■ **Dataset entries**:
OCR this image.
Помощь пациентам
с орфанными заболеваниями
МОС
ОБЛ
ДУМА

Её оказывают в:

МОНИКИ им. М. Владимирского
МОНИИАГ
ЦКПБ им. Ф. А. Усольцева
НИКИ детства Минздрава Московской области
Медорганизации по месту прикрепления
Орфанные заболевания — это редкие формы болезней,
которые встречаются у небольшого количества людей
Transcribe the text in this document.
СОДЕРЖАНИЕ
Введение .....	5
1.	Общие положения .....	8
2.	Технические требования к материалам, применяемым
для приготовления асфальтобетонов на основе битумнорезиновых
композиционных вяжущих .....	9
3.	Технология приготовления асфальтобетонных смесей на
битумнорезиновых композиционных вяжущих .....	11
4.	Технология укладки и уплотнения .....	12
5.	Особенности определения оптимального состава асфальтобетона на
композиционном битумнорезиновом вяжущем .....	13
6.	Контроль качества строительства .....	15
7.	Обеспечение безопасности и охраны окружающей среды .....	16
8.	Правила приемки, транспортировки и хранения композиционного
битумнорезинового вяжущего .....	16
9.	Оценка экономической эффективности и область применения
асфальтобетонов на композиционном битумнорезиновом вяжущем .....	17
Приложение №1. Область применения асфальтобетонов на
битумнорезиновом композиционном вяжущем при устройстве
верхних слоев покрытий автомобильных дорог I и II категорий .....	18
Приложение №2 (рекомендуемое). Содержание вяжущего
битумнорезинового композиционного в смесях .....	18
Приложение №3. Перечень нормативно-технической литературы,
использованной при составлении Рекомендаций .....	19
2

■ **Exercise requirements**:
Copy each record from above without leaving any out.

■ **The completed task**:
OCR this image.
Помощь пациентам
с орфанными заболеваниями
МОС
ОБЛ
ДУМА

Её оказывают в:

МОНИКИ им. М. Владимирского
МОНИИАГ
ЦКПБ им. Ф. А. Усольцева
НИКИ детства Минздрава Московской области
Медорганизации по месту прикрепления
Орфанные заболевания — это редкие формы болезней,
которые встречаются у небольшого количества людей
Transcribe the text in this document.
СОДЕРЖАНИЕ
Введение .....	5
1.	Общие положения .....	8
2.	Технические требования к материалам, применяемым
для приготовления асфальтобетонов на основе битумнорезиновых
композиционных вяжущих .....	9
3.	Технология приготовления асфальтобетонных смесей на
битумнорезиновых композиционных вяжущих .....	11
4.	Технология укладки и уплотнения .....	12
5.	Особенности определения оптимального состава асфальтобетона на
композиционном битумнорезиновом вяжущем .....	13
6.	Контроль качества строительства .....	15
7.	Обеспечение безопасности и охраны окружающей среды .....	16
8.	Правила приемки, транспортировки и хранения композиционного
битумнорезинового вяжущего .....	16
9.	Оценка экономической эффективности и область применения
асфальтобетонов на композиционном битумнорезиновом вяжущем .....	17
Приложение №1. Область применения асфальтобетонов на
битумнорезиновом композиционном вяжущем при устройстве
верхних слоев покрытий автомобильных дорог I и II категорий .....	18
Приложение №2 (рекомендуемое). Содержание вяжущего
битумнорезинового композиционного в смесях .....	18
Приложение №3. Перечень нормативно-технической литературы,
использованной при составлении Рекомендаций .....	19
2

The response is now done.